**Written task:** Would you quote every entry exactly, dropping only the pictures?

>> Begin Data shown

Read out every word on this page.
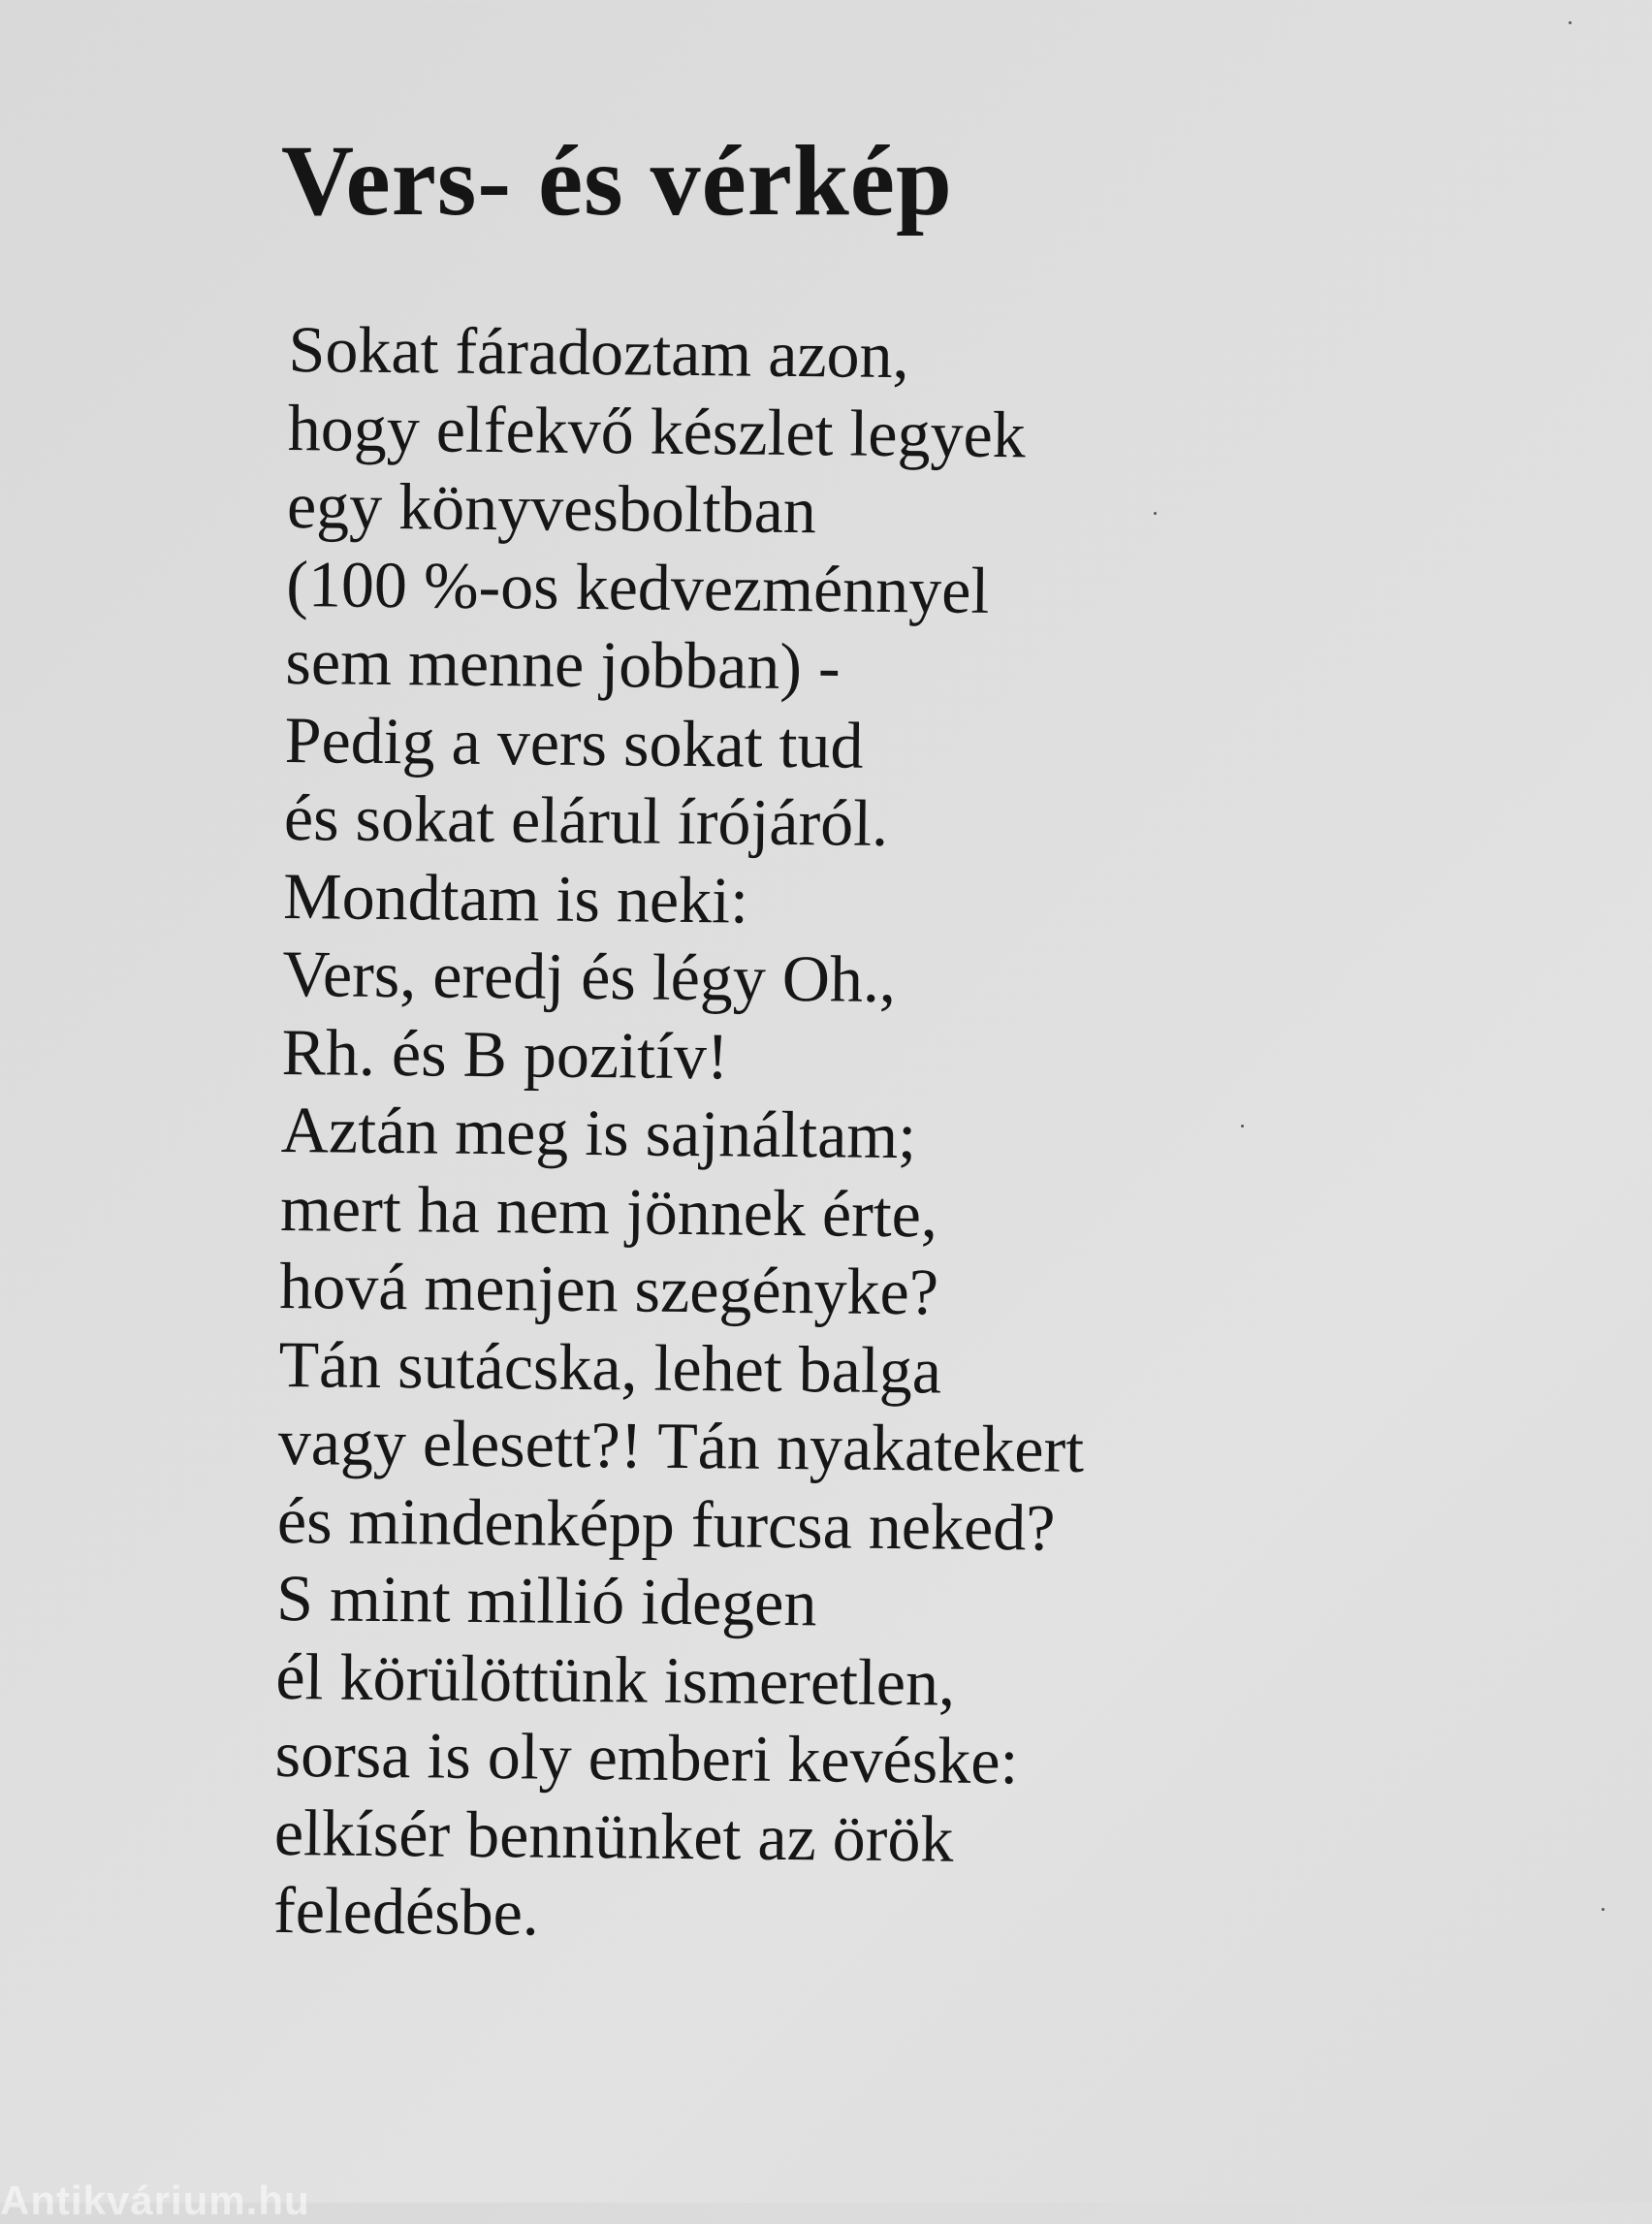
Vers- és vérkép
Sokat fáradoztam azon,
hogy elfekvő készlet legyek
egy könyvesboltban
(100 %-os kedvezménnyel
sem menne jobban) -
Pedig a vers sokat tud
és sokat elárul írójáról.
Mondtam is neki:
Vers, eredj és légy Oh.,
Rh. és B pozitív!
Aztán meg is sajnáltam;
mert ha nem jönnek érte,
hová menjen szegényke?
Tán sutácska, lehet balga
vagy elesett?! Tán nyakatekert
és mindenképp furcsa neked?
S mint millió idegen
él körülöttünk ismeretlen,
sorsa is oly emberi kevéske:
elkísér bennünket az örök
feledésbe.
Antikvárium.hu
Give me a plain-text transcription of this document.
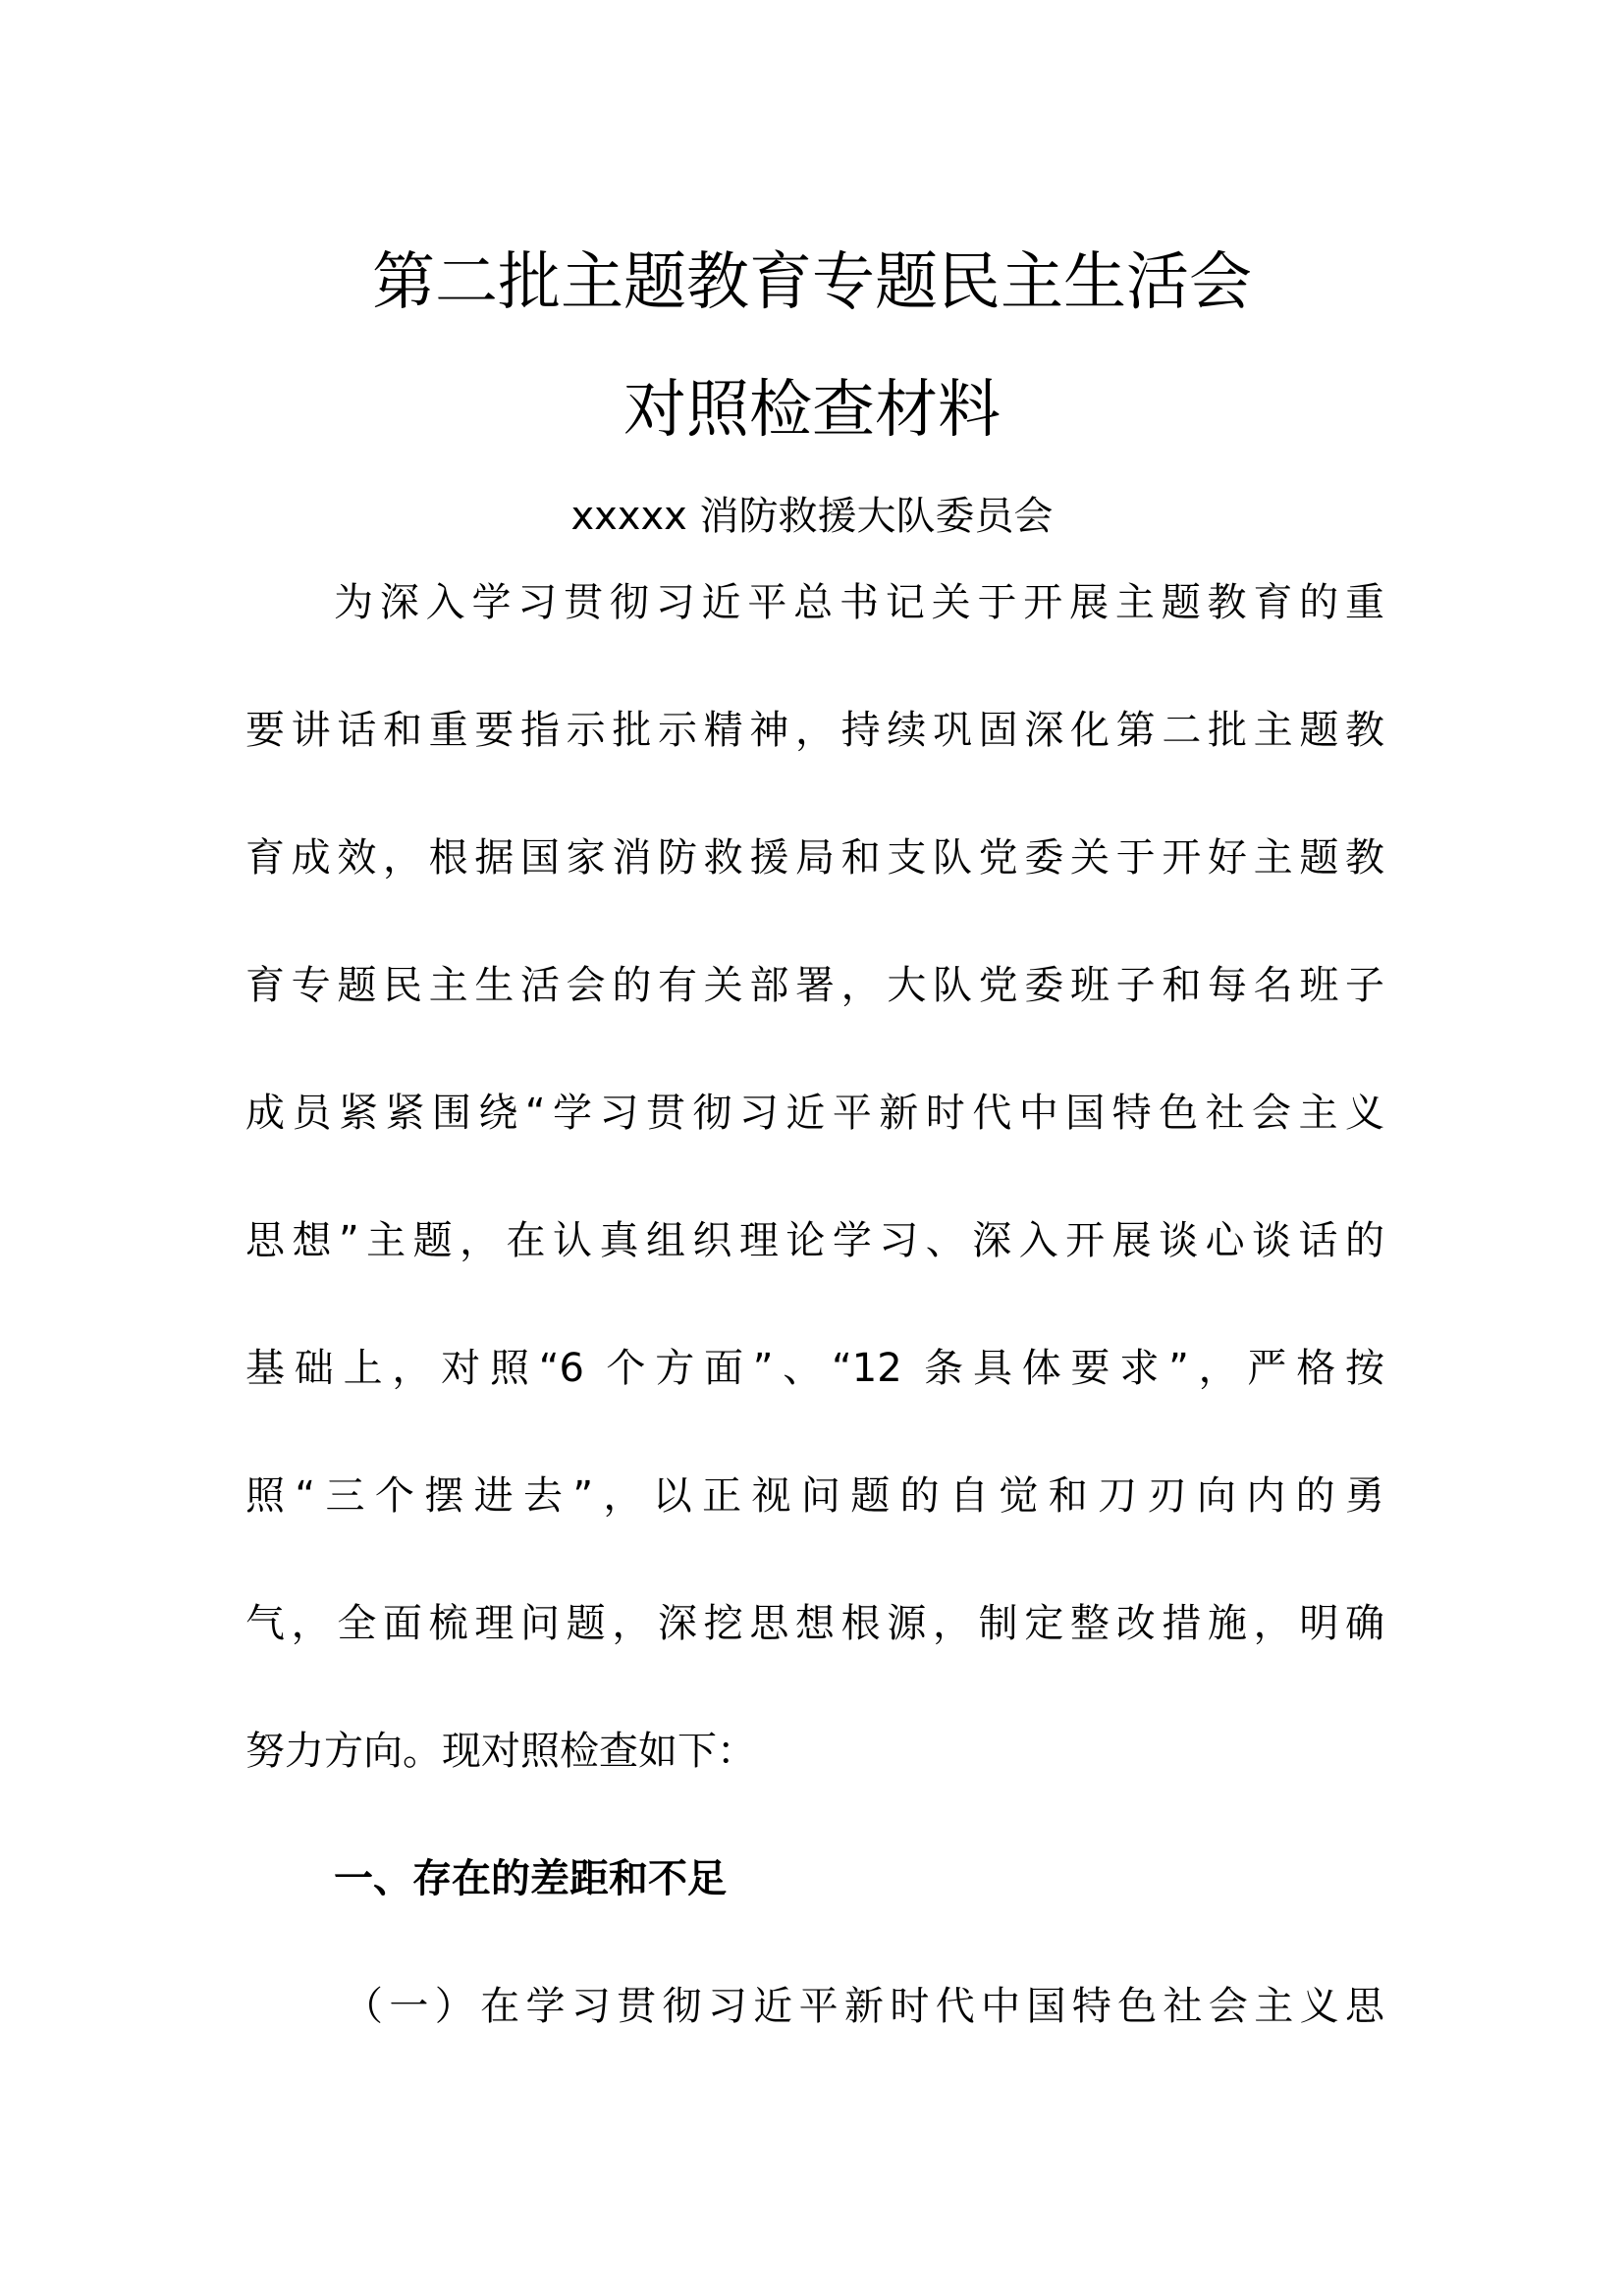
第二批主题教育专题民主生活会
对照检查材料
xxxxx 消防救援大队委员会
为深入学习贯彻习近平总书记关于开展主题教育的重
要讲话和重要指示批示精神，持续巩固深化第二批主题教
育成效，根据国家消防救援局和支队党委关于开好主题教
育专题民主生活会的有关部署，大队党委班子和每名班子
成员紧紧围绕“学习贯彻习近平新时代中国特色社会主义
思想”主题，在认真组织理论学习、深入开展谈心谈话的
基础上，对照“6 个方面”、“12 条具体要求”，严格按
照“三个摆进去”，以正视问题的自觉和刀刃向内的勇
气，全面梳理问题，深挖思想根源，制定整改措施，明确
努力方向。现对照检查如下：
一、存在的差距和不足
（一）在学习贯彻习近平新时代中国特色社会主义思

>> End Data shown

**Solution to the exercise:**
Read out every word on this page.
Vers- és vérkép
Sokat fáradoztam azon,
hogy elfekvő készlet legyek
egy könyvesboltban
(100 %-os kedvezménnyel
sem menne jobban) -
Pedig a vers sokat tud
és sokat elárul írójáról.
Mondtam is neki:
Vers, eredj és légy Oh.,
Rh. és B pozitív!
Aztán meg is sajnáltam;
mert ha nem jönnek érte,
hová menjen szegényke?
Tán sutácska, lehet balga
vagy elesett?! Tán nyakatekert
és mindenképp furcsa neked?
S mint millió idegen
él körülöttünk ismeretlen,
sorsa is oly emberi kevéske:
elkísér bennünket az örök
feledésbe.
Antikvárium.hu
Give me a plain-text transcription of this document.
第二批主题教育专题民主生活会
对照检查材料
xxxxx 消防救援大队委员会
为深入学习贯彻习近平总书记关于开展主题教育的重
要讲话和重要指示批示精神，持续巩固深化第二批主题教
育成效，根据国家消防救援局和支队党委关于开好主题教
育专题民主生活会的有关部署，大队党委班子和每名班子
成员紧紧围绕“学习贯彻习近平新时代中国特色社会主义
思想”主题，在认真组织理论学习、深入开展谈心谈话的
基础上，对照“6 个方面”、“12 条具体要求”，严格按
照“三个摆进去”，以正视问题的自觉和刀刃向内的勇
气，全面梳理问题，深挖思想根源，制定整改措施，明确
努力方向。现对照检查如下：
一、存在的差距和不足
（一）在学习贯彻习近平新时代中国特色社会主义思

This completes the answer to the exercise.